Data entries ->
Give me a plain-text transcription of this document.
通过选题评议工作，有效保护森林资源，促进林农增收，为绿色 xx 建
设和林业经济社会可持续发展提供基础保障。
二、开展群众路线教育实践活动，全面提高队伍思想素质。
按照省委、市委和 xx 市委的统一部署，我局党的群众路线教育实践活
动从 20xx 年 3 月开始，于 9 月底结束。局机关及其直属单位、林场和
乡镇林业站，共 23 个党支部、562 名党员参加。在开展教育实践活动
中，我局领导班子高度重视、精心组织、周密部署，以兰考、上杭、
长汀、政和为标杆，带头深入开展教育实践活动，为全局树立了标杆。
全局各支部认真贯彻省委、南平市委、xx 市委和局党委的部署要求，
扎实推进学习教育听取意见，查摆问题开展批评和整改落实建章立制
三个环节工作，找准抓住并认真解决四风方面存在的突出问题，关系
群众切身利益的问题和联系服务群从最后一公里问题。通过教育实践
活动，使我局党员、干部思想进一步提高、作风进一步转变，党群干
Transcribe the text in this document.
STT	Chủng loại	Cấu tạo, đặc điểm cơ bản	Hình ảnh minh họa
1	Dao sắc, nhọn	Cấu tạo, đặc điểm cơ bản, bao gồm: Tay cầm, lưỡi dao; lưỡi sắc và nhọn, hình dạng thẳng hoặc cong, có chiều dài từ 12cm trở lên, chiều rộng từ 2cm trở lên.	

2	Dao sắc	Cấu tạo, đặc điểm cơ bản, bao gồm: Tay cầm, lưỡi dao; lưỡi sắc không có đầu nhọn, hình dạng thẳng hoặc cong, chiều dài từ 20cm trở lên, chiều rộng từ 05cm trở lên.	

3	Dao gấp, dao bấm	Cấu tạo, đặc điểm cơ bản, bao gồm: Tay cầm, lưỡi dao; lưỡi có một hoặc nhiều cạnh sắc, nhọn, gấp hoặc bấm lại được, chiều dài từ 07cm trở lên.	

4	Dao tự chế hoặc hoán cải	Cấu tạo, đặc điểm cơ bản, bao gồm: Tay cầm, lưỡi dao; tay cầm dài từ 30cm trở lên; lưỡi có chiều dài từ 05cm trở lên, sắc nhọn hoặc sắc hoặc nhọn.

Exercise brief -> From the data above, extract every line in its exact form.

Final result ->
Give me a plain-text transcription of this document.
通过选题评议工作，有效保护森林资源，促进林农增收，为绿色 xx 建
设和林业经济社会可持续发展提供基础保障。
二、开展群众路线教育实践活动，全面提高队伍思想素质。
按照省委、市委和 xx 市委的统一部署，我局党的群众路线教育实践活
动从 20xx 年 3 月开始，于 9 月底结束。局机关及其直属单位、林场和
乡镇林业站，共 23 个党支部、562 名党员参加。在开展教育实践活动
中，我局领导班子高度重视、精心组织、周密部署，以兰考、上杭、
长汀、政和为标杆，带头深入开展教育实践活动，为全局树立了标杆。
全局各支部认真贯彻省委、南平市委、xx 市委和局党委的部署要求，
扎实推进学习教育听取意见，查摆问题开展批评和整改落实建章立制
三个环节工作，找准抓住并认真解决四风方面存在的突出问题，关系
群众切身利益的问题和联系服务群从最后一公里问题。通过教育实践
活动，使我局党员、干部思想进一步提高、作风进一步转变，党群干
Transcribe the text in this document.
STT	Chủng loại	Cấu tạo, đặc điểm cơ bản	Hình ảnh minh họa
1	Dao sắc, nhọn	Cấu tạo, đặc điểm cơ bản, bao gồm: Tay cầm, lưỡi dao; lưỡi sắc và nhọn, hình dạng thẳng hoặc cong, có chiều dài từ 12cm trở lên, chiều rộng từ 2cm trở lên.	

2	Dao sắc	Cấu tạo, đặc điểm cơ bản, bao gồm: Tay cầm, lưỡi dao; lưỡi sắc không có đầu nhọn, hình dạng thẳng hoặc cong, chiều dài từ 20cm trở lên, chiều rộng từ 05cm trở lên.	

3	Dao gấp, dao bấm	Cấu tạo, đặc điểm cơ bản, bao gồm: Tay cầm, lưỡi dao; lưỡi có một hoặc nhiều cạnh sắc, nhọn, gấp hoặc bấm lại được, chiều dài từ 07cm trở lên.	

4	Dao tự chế hoặc hoán cải	Cấu tạo, đặc điểm cơ bản, bao gồm: Tay cầm, lưỡi dao; tay cầm dài từ 30cm trở lên; lưỡi có chiều dài từ 05cm trở lên, sắc nhọn hoặc sắc hoặc nhọn.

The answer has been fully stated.